[Items from a figure collection]
+---+

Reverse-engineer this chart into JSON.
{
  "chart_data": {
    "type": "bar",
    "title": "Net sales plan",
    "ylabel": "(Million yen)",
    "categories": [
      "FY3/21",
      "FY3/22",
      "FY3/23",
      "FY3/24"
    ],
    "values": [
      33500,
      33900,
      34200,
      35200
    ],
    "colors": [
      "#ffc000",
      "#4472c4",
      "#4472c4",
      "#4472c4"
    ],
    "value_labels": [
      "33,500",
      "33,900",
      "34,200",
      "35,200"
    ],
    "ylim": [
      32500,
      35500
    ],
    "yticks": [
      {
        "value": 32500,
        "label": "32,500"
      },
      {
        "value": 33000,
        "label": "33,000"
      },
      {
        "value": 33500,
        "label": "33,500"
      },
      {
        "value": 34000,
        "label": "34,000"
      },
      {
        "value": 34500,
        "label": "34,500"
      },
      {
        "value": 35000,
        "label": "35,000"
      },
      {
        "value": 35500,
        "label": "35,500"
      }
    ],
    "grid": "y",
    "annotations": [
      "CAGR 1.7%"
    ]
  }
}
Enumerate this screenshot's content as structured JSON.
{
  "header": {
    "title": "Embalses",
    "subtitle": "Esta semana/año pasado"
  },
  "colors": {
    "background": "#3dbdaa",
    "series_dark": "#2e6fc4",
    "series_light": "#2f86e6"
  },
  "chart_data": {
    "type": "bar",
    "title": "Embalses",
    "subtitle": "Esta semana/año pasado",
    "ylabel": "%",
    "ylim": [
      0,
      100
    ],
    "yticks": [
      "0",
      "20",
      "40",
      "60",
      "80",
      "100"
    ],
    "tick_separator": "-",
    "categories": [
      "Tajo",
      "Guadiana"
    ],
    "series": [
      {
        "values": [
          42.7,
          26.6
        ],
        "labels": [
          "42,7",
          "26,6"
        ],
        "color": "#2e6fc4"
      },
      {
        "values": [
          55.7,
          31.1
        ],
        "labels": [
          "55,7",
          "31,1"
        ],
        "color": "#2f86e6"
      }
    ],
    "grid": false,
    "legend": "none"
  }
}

+---+

Copy all the entries verbatim.

Reverse-engineer this chart into JSON.
{
  "chart_data": {
    "type": "bar",
    "title": "Net sales plan",
    "ylabel": "(Million yen)",
    "categories": [
      "FY3/21",
      "FY3/22",
      "FY3/23",
      "FY3/24"
    ],
    "values": [
      33500,
      33900,
      34200,
      35200
    ],
    "colors": [
      "#ffc000",
      "#4472c4",
      "#4472c4",
      "#4472c4"
    ],
    "value_labels": [
      "33,500",
      "33,900",
      "34,200",
      "35,200"
    ],
    "ylim": [
      32500,
      35500
    ],
    "yticks": [
      {
        "value": 32500,
        "label": "32,500"
      },
      {
        "value": 33000,
        "label": "33,000"
      },
      {
        "value": 33500,
        "label": "33,500"
      },
      {
        "value": 34000,
        "label": "34,000"
      },
      {
        "value": 34500,
        "label": "34,500"
      },
      {
        "value": 35000,
        "label": "35,000"
      },
      {
        "value": 35500,
        "label": "35,500"
      }
    ],
    "grid": "y",
    "annotations": [
      "CAGR 1.7%"
    ]
  }
}
Enumerate this screenshot's content as structured JSON.
{
  "header": {
    "title": "Embalses",
    "subtitle": "Esta semana/año pasado"
  },
  "colors": {
    "background": "#3dbdaa",
    "series_dark": "#2e6fc4",
    "series_light": "#2f86e6"
  },
  "chart_data": {
    "type": "bar",
    "title": "Embalses",
    "subtitle": "Esta semana/año pasado",
    "ylabel": "%",
    "ylim": [
      0,
      100
    ],
    "yticks": [
      "0",
      "20",
      "40",
      "60",
      "80",
      "100"
    ],
    "tick_separator": "-",
    "categories": [
      "Tajo",
      "Guadiana"
    ],
    "series": [
      {
        "values": [
          42.7,
          26.6
        ],
        "labels": [
          "42,7",
          "26,6"
        ],
        "color": "#2e6fc4"
      },
      {
        "values": [
          55.7,
          31.1
        ],
        "labels": [
          "55,7",
          "31,1"
        ],
        "color": "#2f86e6"
      }
    ],
    "grid": false,
    "legend": "none"
  }
}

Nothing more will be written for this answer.